=== Exercise prompt ===
Reproduce, unchanged, the stretch of the records from their first line through the line that contains "data-point <box>1243 173 1256 186</box>", with both of those lines included.
▼▼▼
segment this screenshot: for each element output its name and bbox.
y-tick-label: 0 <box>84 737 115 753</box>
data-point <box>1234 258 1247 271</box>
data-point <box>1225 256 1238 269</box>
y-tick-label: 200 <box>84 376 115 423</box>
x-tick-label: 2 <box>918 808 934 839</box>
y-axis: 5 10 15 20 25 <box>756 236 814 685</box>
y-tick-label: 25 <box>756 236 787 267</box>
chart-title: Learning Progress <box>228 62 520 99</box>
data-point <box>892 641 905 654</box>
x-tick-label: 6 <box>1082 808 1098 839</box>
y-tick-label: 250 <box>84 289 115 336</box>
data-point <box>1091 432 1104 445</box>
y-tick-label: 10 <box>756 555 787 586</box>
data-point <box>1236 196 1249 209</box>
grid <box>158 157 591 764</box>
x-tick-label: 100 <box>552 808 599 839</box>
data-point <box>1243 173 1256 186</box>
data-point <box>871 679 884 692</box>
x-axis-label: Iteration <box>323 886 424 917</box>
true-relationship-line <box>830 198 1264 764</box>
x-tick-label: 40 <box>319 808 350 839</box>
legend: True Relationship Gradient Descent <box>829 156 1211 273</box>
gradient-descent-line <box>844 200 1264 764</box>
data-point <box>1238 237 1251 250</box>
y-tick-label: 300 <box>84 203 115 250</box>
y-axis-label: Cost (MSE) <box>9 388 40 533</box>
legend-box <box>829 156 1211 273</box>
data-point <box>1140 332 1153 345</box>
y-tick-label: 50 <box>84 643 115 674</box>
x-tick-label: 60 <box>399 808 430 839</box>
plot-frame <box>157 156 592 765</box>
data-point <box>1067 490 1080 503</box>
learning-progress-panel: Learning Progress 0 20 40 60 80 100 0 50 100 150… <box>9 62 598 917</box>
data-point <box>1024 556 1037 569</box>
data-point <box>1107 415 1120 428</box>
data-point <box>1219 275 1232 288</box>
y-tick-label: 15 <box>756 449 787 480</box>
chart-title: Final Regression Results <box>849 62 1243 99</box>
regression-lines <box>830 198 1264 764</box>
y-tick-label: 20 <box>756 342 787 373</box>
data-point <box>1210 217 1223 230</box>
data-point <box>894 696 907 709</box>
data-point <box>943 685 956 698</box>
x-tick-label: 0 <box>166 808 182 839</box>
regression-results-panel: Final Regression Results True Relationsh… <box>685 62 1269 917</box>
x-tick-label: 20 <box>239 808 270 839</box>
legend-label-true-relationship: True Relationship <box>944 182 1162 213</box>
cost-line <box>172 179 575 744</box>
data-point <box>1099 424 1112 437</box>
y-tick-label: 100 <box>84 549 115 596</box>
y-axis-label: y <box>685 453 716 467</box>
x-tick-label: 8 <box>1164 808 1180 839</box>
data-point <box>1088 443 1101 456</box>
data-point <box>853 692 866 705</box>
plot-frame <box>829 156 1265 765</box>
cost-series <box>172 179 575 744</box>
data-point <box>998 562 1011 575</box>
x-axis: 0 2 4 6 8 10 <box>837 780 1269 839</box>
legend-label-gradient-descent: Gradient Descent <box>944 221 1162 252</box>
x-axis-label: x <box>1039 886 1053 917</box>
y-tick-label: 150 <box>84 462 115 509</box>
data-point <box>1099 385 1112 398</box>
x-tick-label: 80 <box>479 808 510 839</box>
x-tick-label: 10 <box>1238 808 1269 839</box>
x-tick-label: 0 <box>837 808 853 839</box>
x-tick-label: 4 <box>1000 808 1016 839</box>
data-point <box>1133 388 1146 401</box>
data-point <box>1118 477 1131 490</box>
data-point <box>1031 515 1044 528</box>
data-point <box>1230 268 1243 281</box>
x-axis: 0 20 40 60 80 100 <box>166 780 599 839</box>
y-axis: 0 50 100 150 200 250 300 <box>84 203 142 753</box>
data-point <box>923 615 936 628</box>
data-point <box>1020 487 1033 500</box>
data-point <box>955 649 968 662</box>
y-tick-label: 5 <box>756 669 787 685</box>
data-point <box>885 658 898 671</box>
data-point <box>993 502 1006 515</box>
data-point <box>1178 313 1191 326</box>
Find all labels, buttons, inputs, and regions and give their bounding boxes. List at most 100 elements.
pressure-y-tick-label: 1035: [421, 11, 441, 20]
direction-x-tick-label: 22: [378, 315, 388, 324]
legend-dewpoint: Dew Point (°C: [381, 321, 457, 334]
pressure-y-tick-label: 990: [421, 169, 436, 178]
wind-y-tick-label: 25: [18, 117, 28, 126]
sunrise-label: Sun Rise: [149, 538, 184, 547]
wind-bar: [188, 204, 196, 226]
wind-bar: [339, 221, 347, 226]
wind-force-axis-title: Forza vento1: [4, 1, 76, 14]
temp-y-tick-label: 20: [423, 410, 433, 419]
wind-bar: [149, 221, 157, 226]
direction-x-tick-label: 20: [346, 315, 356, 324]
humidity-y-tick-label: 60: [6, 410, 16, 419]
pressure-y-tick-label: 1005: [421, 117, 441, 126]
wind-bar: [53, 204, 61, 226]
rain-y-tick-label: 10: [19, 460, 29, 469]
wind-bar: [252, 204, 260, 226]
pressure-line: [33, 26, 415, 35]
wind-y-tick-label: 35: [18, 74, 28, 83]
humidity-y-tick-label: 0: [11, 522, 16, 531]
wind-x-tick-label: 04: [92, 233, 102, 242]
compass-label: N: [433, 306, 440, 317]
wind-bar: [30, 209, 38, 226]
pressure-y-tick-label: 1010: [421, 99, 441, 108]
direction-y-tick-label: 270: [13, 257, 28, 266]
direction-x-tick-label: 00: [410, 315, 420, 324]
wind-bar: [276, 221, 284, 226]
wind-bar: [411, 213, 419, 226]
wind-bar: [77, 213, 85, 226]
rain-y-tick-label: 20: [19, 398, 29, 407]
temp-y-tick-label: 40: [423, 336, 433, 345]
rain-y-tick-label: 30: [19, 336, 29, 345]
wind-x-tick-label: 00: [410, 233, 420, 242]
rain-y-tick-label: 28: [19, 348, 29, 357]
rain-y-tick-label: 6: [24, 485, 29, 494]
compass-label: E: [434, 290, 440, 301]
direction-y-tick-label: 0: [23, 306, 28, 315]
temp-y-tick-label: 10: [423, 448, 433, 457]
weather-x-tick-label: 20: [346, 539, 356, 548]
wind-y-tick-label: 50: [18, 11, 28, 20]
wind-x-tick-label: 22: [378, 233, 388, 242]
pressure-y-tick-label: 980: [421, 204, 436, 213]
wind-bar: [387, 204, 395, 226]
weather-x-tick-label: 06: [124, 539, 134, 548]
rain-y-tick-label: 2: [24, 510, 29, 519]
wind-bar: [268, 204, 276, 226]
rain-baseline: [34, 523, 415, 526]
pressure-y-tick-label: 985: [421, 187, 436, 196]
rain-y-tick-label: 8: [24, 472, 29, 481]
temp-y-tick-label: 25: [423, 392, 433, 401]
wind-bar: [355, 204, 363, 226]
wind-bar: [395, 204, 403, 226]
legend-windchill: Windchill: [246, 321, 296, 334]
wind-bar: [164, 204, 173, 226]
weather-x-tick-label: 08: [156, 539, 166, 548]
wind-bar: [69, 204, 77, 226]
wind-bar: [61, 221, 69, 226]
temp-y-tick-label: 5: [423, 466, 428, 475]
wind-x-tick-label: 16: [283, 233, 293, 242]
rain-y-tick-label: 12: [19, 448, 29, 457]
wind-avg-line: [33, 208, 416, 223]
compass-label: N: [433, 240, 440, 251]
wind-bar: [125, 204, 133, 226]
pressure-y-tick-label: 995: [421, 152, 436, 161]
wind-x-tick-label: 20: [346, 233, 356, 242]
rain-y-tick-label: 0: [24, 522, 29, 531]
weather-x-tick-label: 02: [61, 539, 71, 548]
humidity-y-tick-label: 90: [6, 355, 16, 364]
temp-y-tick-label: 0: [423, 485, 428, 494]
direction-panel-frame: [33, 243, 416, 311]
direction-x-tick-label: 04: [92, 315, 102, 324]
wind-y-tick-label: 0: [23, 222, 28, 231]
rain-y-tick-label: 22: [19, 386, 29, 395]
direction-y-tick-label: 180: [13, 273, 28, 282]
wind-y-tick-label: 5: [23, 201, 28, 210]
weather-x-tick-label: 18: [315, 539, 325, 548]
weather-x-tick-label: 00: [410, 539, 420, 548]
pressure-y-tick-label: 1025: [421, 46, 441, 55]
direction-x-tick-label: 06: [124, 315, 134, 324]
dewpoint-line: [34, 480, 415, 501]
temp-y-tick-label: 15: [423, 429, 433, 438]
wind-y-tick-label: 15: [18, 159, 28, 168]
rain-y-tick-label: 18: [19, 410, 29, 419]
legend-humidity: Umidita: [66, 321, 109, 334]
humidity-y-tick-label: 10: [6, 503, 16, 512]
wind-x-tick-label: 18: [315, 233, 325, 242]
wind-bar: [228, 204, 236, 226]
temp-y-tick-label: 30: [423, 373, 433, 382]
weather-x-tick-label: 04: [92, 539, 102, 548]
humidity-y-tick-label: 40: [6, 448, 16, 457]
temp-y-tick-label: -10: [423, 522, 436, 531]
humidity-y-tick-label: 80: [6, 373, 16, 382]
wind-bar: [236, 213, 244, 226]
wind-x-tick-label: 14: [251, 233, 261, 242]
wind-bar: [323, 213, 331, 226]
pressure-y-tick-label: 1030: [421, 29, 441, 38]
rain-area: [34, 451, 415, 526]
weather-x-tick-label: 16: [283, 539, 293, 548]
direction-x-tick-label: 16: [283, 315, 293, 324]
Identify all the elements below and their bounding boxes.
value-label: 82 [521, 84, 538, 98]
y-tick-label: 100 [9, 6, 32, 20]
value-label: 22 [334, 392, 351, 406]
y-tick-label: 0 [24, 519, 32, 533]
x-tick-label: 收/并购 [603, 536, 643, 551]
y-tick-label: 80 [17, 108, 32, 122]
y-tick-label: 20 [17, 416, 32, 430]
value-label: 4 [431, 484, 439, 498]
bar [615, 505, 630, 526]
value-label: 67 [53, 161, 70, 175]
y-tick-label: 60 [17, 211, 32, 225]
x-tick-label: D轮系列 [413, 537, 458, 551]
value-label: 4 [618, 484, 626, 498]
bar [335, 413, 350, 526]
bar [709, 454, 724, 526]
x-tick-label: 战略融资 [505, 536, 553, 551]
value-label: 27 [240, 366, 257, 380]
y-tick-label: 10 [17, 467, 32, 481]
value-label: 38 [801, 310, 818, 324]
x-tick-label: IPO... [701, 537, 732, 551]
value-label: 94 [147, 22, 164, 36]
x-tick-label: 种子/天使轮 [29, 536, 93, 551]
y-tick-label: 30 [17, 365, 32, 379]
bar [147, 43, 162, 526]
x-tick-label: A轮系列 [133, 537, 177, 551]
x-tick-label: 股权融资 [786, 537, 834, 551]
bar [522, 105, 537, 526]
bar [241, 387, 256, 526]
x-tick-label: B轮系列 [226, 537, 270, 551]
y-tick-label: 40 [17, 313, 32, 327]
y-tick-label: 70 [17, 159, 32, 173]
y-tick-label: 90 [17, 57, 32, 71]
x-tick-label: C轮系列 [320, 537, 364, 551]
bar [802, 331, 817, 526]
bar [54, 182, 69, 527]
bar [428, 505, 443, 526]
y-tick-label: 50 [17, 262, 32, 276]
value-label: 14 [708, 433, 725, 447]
▲▲▲
=== Completed task ===
segment this screenshot: for each element output its name and bbox.
y-tick-label: 0 <box>84 737 115 753</box>
data-point <box>1234 258 1247 271</box>
data-point <box>1225 256 1238 269</box>
y-tick-label: 200 <box>84 376 115 423</box>
x-tick-label: 2 <box>918 808 934 839</box>
y-axis: 5 10 15 20 25 <box>756 236 814 685</box>
y-tick-label: 25 <box>756 236 787 267</box>
chart-title: Learning Progress <box>228 62 520 99</box>
data-point <box>892 641 905 654</box>
x-tick-label: 6 <box>1082 808 1098 839</box>
y-tick-label: 250 <box>84 289 115 336</box>
data-point <box>1091 432 1104 445</box>
y-tick-label: 10 <box>756 555 787 586</box>
data-point <box>1236 196 1249 209</box>
grid <box>158 157 591 764</box>
x-tick-label: 100 <box>552 808 599 839</box>
data-point <box>1243 173 1256 186</box>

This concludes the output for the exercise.